*** Available data ***

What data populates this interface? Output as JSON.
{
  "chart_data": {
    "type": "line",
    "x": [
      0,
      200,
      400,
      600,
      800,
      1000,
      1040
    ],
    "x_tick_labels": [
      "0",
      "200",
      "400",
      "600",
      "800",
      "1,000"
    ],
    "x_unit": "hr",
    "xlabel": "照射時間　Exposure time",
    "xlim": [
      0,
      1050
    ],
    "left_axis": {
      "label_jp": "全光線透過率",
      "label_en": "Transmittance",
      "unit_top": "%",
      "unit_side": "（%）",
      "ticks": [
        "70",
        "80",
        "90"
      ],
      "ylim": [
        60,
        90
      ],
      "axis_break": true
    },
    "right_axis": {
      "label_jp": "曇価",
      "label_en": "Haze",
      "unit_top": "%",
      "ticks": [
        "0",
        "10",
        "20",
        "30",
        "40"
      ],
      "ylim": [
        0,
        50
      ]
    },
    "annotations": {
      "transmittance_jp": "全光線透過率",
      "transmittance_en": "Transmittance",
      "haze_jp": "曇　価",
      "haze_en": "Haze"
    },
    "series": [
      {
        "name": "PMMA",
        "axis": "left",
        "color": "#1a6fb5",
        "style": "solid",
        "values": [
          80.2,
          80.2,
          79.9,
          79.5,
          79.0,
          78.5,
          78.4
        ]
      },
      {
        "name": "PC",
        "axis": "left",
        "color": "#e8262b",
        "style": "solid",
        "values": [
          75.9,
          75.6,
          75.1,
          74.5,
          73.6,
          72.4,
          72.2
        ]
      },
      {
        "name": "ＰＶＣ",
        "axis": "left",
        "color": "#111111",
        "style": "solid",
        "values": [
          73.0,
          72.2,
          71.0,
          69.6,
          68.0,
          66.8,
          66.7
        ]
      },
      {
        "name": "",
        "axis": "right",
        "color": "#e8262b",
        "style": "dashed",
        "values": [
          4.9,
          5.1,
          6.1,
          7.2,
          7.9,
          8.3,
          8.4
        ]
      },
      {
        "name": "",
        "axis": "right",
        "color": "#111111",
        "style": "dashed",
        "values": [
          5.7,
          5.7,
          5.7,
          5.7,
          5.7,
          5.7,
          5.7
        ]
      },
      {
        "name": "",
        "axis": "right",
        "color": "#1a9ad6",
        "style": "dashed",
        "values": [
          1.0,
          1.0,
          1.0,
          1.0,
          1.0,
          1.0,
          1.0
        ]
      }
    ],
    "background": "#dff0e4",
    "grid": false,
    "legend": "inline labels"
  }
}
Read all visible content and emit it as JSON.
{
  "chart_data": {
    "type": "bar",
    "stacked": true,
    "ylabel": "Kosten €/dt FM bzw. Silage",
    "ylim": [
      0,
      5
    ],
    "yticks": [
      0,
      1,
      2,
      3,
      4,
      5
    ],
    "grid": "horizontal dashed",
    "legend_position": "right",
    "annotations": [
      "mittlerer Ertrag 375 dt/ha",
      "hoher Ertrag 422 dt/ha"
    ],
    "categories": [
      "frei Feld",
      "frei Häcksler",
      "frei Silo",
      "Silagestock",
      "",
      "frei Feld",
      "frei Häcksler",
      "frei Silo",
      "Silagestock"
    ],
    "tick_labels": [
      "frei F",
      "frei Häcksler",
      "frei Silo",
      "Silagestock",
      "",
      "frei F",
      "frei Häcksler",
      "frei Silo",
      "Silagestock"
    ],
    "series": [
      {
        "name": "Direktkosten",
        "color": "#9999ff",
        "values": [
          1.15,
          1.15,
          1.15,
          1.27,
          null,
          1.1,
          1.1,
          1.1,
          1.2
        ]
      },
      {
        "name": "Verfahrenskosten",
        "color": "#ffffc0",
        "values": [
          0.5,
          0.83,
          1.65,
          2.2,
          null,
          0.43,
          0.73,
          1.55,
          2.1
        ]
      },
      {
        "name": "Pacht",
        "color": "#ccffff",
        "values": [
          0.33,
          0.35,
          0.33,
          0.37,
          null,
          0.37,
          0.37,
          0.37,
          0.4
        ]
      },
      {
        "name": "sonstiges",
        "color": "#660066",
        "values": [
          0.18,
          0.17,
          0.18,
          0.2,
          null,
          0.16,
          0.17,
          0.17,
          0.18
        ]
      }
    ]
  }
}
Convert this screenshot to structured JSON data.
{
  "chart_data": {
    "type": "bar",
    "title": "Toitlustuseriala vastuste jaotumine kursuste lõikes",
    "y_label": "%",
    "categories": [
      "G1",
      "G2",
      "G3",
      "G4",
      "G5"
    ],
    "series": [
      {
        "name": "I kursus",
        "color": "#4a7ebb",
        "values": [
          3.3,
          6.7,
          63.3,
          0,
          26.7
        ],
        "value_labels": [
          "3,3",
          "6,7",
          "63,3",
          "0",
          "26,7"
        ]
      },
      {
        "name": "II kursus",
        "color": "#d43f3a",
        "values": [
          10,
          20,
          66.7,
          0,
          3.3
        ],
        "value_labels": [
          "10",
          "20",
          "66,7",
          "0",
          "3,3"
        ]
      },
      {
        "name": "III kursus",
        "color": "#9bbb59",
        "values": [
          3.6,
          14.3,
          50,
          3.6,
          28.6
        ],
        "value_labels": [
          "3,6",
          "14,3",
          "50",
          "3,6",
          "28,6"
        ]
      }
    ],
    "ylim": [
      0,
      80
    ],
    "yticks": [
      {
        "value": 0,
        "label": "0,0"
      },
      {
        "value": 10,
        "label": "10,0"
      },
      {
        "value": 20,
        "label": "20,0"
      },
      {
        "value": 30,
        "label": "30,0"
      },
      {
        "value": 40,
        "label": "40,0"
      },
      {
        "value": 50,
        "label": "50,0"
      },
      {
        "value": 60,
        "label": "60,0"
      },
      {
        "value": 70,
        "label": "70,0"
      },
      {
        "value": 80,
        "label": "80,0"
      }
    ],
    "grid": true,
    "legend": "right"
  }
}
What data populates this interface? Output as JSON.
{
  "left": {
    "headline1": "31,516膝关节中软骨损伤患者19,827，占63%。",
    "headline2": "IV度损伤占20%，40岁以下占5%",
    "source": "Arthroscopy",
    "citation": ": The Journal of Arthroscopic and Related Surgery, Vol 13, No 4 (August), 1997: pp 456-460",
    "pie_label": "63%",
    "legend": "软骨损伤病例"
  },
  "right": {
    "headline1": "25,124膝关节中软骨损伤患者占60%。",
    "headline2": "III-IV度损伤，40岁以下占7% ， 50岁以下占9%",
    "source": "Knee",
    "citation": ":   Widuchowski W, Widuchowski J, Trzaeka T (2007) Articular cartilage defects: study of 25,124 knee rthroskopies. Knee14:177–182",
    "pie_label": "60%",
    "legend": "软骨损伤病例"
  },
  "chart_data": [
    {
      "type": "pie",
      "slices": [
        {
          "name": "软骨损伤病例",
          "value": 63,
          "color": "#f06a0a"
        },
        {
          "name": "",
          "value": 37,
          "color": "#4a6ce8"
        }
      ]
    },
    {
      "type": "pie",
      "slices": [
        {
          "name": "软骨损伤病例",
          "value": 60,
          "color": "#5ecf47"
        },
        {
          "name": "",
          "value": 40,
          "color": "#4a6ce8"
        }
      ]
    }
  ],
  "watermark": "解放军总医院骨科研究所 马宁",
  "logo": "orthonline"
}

***

Task brief:
Transcribe every line of the data, exactly as it stands.

Written response:
What data populates this interface? Output as JSON.
{
  "chart_data": {
    "type": "line",
    "x": [
      0,
      200,
      400,
      600,
      800,
      1000,
      1040
    ],
    "x_tick_labels": [
      "0",
      "200",
      "400",
      "600",
      "800",
      "1,000"
    ],
    "x_unit": "hr",
    "xlabel": "照射時間　Exposure time",
    "xlim": [
      0,
      1050
    ],
    "left_axis": {
      "label_jp": "全光線透過率",
      "label_en": "Transmittance",
      "unit_top": "%",
      "unit_side": "（%）",
      "ticks": [
        "70",
        "80",
        "90"
      ],
      "ylim": [
        60,
        90
      ],
      "axis_break": true
    },
    "right_axis": {
      "label_jp": "曇価",
      "label_en": "Haze",
      "unit_top": "%",
      "ticks": [
        "0",
        "10",
        "20",
        "30",
        "40"
      ],
      "ylim": [
        0,
        50
      ]
    },
    "annotations": {
      "transmittance_jp": "全光線透過率",
      "transmittance_en": "Transmittance",
      "haze_jp": "曇　価",
      "haze_en": "Haze"
    },
    "series": [
      {
        "name": "PMMA",
        "axis": "left",
        "color": "#1a6fb5",
        "style": "solid",
        "values": [
          80.2,
          80.2,
          79.9,
          79.5,
          79.0,
          78.5,
          78.4
        ]
      },
      {
        "name": "PC",
        "axis": "left",
        "color": "#e8262b",
        "style": "solid",
        "values": [
          75.9,
          75.6,
          75.1,
          74.5,
          73.6,
          72.4,
          72.2
        ]
      },
      {
        "name": "ＰＶＣ",
        "axis": "left",
        "color": "#111111",
        "style": "solid",
        "values": [
          73.0,
          72.2,
          71.0,
          69.6,
          68.0,
          66.8,
          66.7
        ]
      },
      {
        "name": "",
        "axis": "right",
        "color": "#e8262b",
        "style": "dashed",
        "values": [
          4.9,
          5.1,
          6.1,
          7.2,
          7.9,
          8.3,
          8.4
        ]
      },
      {
        "name": "",
        "axis": "right",
        "color": "#111111",
        "style": "dashed",
        "values": [
          5.7,
          5.7,
          5.7,
          5.7,
          5.7,
          5.7,
          5.7
        ]
      },
      {
        "name": "",
        "axis": "right",
        "color": "#1a9ad6",
        "style": "dashed",
        "values": [
          1.0,
          1.0,
          1.0,
          1.0,
          1.0,
          1.0,
          1.0
        ]
      }
    ],
    "background": "#dff0e4",
    "grid": false,
    "legend": "inline labels"
  }
}
Read all visible content and emit it as JSON.
{
  "chart_data": {
    "type": "bar",
    "stacked": true,
    "ylabel": "Kosten €/dt FM bzw. Silage",
    "ylim": [
      0,
      5
    ],
    "yticks": [
      0,
      1,
      2,
      3,
      4,
      5
    ],
    "grid": "horizontal dashed",
    "legend_position": "right",
    "annotations": [
      "mittlerer Ertrag 375 dt/ha",
      "hoher Ertrag 422 dt/ha"
    ],
    "categories": [
      "frei Feld",
      "frei Häcksler",
      "frei Silo",
      "Silagestock",
      "",
      "frei Feld",
      "frei Häcksler",
      "frei Silo",
      "Silagestock"
    ],
    "tick_labels": [
      "frei F",
      "frei Häcksler",
      "frei Silo",
      "Silagestock",
      "",
      "frei F",
      "frei Häcksler",
      "frei Silo",
      "Silagestock"
    ],
    "series": [
      {
        "name": "Direktkosten",
        "color": "#9999ff",
        "values": [
          1.15,
          1.15,
          1.15,
          1.27,
          null,
          1.1,
          1.1,
          1.1,
          1.2
        ]
      },
      {
        "name": "Verfahrenskosten",
        "color": "#ffffc0",
        "values": [
          0.5,
          0.83,
          1.65,
          2.2,
          null,
          0.43,
          0.73,
          1.55,
          2.1
        ]
      },
      {
        "name": "Pacht",
        "color": "#ccffff",
        "values": [
          0.33,
          0.35,
          0.33,
          0.37,
          null,
          0.37,
          0.37,
          0.37,
          0.4
        ]
      },
      {
        "name": "sonstiges",
        "color": "#660066",
        "values": [
          0.18,
          0.17,
          0.18,
          0.2,
          null,
          0.16,
          0.17,
          0.17,
          0.18
        ]
      }
    ]
  }
}
Convert this screenshot to structured JSON data.
{
  "chart_data": {
    "type": "bar",
    "title": "Toitlustuseriala vastuste jaotumine kursuste lõikes",
    "y_label": "%",
    "categories": [
      "G1",
      "G2",
      "G3",
      "G4",
      "G5"
    ],
    "series": [
      {
        "name": "I kursus",
        "color": "#4a7ebb",
        "values": [
          3.3,
          6.7,
          63.3,
          0,
          26.7
        ],
        "value_labels": [
          "3,3",
          "6,7",
          "63,3",
          "0",
          "26,7"
        ]
      },
      {
        "name": "II kursus",
        "color": "#d43f3a",
        "values": [
          10,
          20,
          66.7,
          0,
          3.3
        ],
        "value_labels": [
          "10",
          "20",
          "66,7",
          "0",
          "3,3"
        ]
      },
      {
        "name": "III kursus",
        "color": "#9bbb59",
        "values": [
          3.6,
          14.3,
          50,
          3.6,
          28.6
        ],
        "value_labels": [
          "3,6",
          "14,3",
          "50",
          "3,6",
          "28,6"
        ]
      }
    ],
    "ylim": [
      0,
      80
    ],
    "yticks": [
      {
        "value": 0,
        "label": "0,0"
      },
      {
        "value": 10,
        "label": "10,0"
      },
      {
        "value": 20,
        "label": "20,0"
      },
      {
        "value": 30,
        "label": "30,0"
      },
      {
        "value": 40,
        "label": "40,0"
      },
      {
        "value": 50,
        "label": "50,0"
      },
      {
        "value": 60,
        "label": "60,0"
      },
      {
        "value": 70,
        "label": "70,0"
      },
      {
        "value": 80,
        "label": "80,0"
      }
    ],
    "grid": true,
    "legend": "right"
  }
}
What data populates this interface? Output as JSON.
{
  "left": {
    "headline1": "31,516膝关节中软骨损伤患者19,827，占63%。",
    "headline2": "IV度损伤占20%，40岁以下占5%",
    "source": "Arthroscopy",
    "citation": ": The Journal of Arthroscopic and Related Surgery, Vol 13, No 4 (August), 1997: pp 456-460",
    "pie_label": "63%",
    "legend": "软骨损伤病例"
  },
  "right": {
    "headline1": "25,124膝关节中软骨损伤患者占60%。",
    "headline2": "III-IV度损伤，40岁以下占7% ， 50岁以下占9%",
    "source": "Knee",
    "citation": ":   Widuchowski W, Widuchowski J, Trzaeka T (2007) Articular cartilage defects: study of 25,124 knee rthroskopies. Knee14:177–182",
    "pie_label": "60%",
    "legend": "软骨损伤病例"
  },
  "chart_data": [
    {
      "type": "pie",
      "slices": [
        {
          "name": "软骨损伤病例",
          "value": 63,
          "color": "#f06a0a"
        },
        {
          "name": "",
          "value": 37,
          "color": "#4a6ce8"
        }
      ]
    },
    {
      "type": "pie",
      "slices": [
        {
          "name": "软骨损伤病例",
          "value": 60,
          "color": "#5ecf47"
        },
        {
          "name": "",
          "value": 40,
          "color": "#4a6ce8"
        }
      ]
    }
  ],
  "watermark": "解放军总医院骨科研究所 马宁",
  "logo": "orthonline"
}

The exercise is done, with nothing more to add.